**Request:** Sift the material for lines containing "Kernel", and return them.

**Recorded information:**
-- -- --

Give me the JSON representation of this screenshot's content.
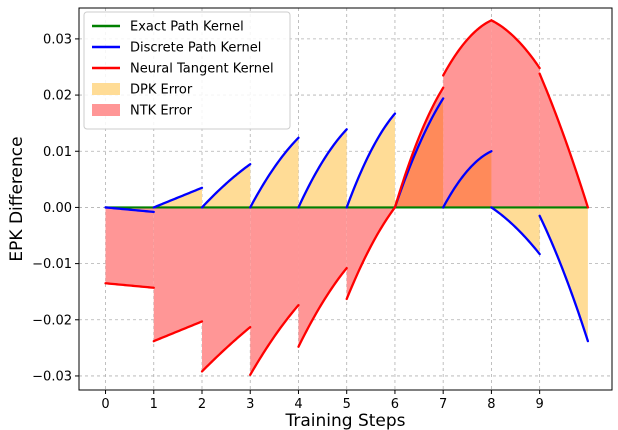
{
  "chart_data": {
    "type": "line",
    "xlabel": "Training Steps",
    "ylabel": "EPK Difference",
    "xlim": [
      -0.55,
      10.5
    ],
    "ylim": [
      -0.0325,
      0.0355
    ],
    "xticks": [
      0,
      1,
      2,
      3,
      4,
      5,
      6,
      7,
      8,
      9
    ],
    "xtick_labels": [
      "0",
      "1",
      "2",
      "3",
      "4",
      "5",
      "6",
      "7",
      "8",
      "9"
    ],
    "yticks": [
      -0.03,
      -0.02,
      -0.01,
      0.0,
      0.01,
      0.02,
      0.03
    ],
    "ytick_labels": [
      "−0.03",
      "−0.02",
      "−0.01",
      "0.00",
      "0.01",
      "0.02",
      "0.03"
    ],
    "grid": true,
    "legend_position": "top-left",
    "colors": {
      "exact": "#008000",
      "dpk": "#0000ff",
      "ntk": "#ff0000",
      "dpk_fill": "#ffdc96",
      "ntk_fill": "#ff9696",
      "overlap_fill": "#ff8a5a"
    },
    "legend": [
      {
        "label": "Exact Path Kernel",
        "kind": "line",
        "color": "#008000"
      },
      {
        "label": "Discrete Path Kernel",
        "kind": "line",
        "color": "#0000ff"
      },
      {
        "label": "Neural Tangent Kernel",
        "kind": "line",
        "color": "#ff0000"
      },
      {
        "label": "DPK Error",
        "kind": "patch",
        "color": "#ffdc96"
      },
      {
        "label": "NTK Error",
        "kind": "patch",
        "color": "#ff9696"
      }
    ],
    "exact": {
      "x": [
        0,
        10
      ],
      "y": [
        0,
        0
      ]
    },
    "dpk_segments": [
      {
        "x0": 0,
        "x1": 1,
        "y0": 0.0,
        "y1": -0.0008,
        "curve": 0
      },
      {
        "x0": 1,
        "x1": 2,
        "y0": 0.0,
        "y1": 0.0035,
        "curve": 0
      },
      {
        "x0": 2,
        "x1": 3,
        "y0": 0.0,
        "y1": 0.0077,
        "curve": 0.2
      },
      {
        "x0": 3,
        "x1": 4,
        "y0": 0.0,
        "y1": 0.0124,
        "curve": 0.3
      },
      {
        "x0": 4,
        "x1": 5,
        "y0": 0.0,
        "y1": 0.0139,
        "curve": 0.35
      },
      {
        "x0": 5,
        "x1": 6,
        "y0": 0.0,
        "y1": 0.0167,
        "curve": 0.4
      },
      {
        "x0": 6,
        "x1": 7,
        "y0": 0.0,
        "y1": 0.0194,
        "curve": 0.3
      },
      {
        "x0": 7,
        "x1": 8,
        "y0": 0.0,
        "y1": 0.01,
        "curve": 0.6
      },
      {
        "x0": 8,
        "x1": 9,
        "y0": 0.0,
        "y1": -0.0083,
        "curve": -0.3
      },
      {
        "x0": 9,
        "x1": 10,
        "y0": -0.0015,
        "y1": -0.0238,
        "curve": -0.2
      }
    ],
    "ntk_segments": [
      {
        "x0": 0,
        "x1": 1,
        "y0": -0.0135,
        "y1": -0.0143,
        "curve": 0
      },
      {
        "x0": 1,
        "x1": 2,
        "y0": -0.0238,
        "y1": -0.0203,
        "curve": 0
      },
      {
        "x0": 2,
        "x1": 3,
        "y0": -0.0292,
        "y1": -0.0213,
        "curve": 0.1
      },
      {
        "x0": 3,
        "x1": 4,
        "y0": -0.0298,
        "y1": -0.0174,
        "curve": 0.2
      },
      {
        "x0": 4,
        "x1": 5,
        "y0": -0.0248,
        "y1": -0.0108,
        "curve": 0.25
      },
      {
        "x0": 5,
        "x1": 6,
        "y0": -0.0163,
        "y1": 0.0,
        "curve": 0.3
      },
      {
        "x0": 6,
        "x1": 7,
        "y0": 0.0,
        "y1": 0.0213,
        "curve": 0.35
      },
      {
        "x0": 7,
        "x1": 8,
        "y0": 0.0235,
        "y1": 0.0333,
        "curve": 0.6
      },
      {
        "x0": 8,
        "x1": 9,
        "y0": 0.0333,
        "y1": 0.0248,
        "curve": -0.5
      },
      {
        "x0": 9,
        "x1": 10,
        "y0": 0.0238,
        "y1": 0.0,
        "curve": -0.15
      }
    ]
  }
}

-- -- --

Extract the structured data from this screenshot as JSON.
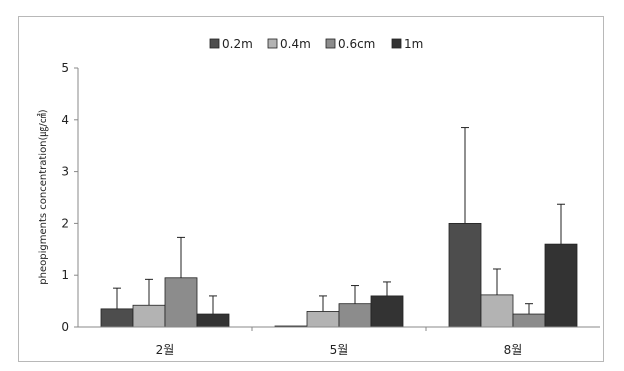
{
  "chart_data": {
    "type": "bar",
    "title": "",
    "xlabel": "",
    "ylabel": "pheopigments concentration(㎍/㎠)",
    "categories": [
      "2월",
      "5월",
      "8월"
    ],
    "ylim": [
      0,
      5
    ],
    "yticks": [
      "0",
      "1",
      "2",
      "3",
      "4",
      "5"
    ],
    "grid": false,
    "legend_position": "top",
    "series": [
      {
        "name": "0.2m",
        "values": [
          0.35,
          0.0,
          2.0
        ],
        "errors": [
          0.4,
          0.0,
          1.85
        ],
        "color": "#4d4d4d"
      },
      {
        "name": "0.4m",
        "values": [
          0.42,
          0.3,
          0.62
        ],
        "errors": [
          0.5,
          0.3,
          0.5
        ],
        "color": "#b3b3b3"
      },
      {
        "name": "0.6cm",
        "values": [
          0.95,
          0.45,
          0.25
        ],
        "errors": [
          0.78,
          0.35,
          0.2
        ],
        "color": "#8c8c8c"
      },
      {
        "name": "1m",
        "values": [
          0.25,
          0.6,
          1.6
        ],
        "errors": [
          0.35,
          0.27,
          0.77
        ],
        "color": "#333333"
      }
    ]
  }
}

-- -- --

**Reply:**
        "label": "Exact Path Kernel",
        "label": "Discrete Path Kernel",
        "label": "Neural Tangent Kernel",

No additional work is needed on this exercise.